• _Task description_
Copy out all lines in the data below containing the string "ссылку".

=-=-=-=-=

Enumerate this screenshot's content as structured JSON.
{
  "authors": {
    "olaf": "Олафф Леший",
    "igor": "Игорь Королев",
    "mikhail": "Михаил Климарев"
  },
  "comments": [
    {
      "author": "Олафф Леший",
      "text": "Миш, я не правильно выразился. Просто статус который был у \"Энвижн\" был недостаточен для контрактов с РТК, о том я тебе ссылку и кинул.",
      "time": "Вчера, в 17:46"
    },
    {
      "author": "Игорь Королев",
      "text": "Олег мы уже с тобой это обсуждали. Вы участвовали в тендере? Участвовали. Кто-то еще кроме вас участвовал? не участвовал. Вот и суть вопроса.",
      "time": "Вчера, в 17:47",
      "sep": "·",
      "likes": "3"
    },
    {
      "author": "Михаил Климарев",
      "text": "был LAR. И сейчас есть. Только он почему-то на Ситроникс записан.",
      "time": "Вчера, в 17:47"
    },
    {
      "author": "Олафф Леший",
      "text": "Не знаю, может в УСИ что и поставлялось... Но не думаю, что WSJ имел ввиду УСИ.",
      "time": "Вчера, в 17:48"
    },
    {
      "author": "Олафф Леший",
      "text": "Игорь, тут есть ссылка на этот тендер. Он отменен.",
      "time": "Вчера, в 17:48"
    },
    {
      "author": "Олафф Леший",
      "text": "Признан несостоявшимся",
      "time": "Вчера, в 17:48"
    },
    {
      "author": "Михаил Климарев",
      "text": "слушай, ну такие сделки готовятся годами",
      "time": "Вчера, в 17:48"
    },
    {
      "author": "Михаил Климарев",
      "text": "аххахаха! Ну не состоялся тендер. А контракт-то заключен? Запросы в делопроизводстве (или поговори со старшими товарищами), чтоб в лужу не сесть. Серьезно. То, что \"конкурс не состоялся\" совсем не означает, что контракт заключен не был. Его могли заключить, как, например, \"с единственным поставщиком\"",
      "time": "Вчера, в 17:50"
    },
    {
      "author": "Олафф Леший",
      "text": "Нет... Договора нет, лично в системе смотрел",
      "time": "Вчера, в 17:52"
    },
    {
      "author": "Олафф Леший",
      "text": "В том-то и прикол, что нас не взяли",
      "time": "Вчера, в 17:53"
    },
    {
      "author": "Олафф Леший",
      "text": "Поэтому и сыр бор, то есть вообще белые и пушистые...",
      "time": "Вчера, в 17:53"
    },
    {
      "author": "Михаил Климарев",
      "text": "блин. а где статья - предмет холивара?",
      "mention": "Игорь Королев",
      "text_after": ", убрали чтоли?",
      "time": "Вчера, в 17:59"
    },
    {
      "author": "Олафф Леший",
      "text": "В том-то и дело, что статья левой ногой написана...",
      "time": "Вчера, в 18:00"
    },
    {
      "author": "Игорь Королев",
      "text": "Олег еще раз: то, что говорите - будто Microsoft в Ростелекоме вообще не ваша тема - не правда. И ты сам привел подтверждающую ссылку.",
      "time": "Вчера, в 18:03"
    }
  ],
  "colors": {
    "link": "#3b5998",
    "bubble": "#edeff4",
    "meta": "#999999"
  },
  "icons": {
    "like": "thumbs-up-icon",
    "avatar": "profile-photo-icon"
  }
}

=-=-=-=-=

• _Solution for this problem_
      "text": "Миш, я не правильно выразился. Просто статус который был у \"Энвижн\" был недостаточен для контрактов с РТК, о том я тебе ссылку и кинул.",
      "text": "Олег еще раз: то, что говорите - будто Microsoft в Ростелекоме вообще не ваша тема - не правда. И ты сам привел подтверждающую ссылку.",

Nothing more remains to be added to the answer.